Given instruction: Return a copy of each line that holds the string "this".

Data extract:
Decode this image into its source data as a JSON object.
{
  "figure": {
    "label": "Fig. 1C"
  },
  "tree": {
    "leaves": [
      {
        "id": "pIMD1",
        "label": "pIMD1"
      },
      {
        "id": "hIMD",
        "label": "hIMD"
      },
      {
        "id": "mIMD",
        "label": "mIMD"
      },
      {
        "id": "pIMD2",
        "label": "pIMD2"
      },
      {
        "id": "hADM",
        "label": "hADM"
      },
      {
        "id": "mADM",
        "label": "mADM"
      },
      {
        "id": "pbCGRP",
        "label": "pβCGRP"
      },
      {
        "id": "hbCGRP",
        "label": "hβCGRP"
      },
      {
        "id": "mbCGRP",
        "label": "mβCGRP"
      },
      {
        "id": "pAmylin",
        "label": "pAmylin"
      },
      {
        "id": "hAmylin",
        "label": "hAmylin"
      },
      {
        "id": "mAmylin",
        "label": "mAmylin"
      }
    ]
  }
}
--
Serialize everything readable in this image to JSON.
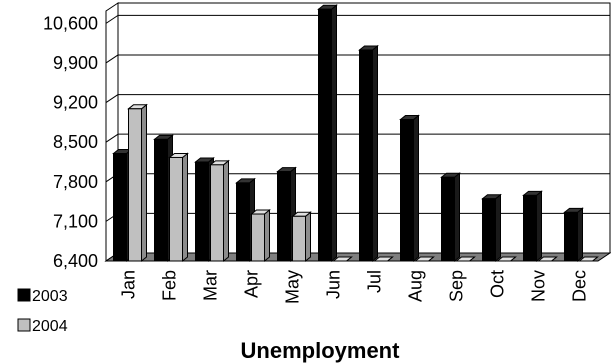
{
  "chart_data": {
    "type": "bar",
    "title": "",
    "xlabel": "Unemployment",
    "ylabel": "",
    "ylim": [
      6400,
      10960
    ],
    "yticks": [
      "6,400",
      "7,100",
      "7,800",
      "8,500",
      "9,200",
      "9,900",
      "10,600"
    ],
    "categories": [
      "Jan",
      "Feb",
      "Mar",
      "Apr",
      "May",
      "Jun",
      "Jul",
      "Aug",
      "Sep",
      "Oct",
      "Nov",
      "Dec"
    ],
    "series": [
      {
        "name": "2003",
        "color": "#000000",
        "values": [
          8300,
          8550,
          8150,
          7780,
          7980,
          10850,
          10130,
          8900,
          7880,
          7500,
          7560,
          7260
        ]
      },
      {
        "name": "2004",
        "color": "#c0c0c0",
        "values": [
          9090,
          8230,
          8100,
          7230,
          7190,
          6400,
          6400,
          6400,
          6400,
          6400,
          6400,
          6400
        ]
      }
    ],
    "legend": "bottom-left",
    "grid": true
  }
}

Completed exercise:
Decode this image into its source data as a JSON object.
Serialize everything readable in this image to JSON.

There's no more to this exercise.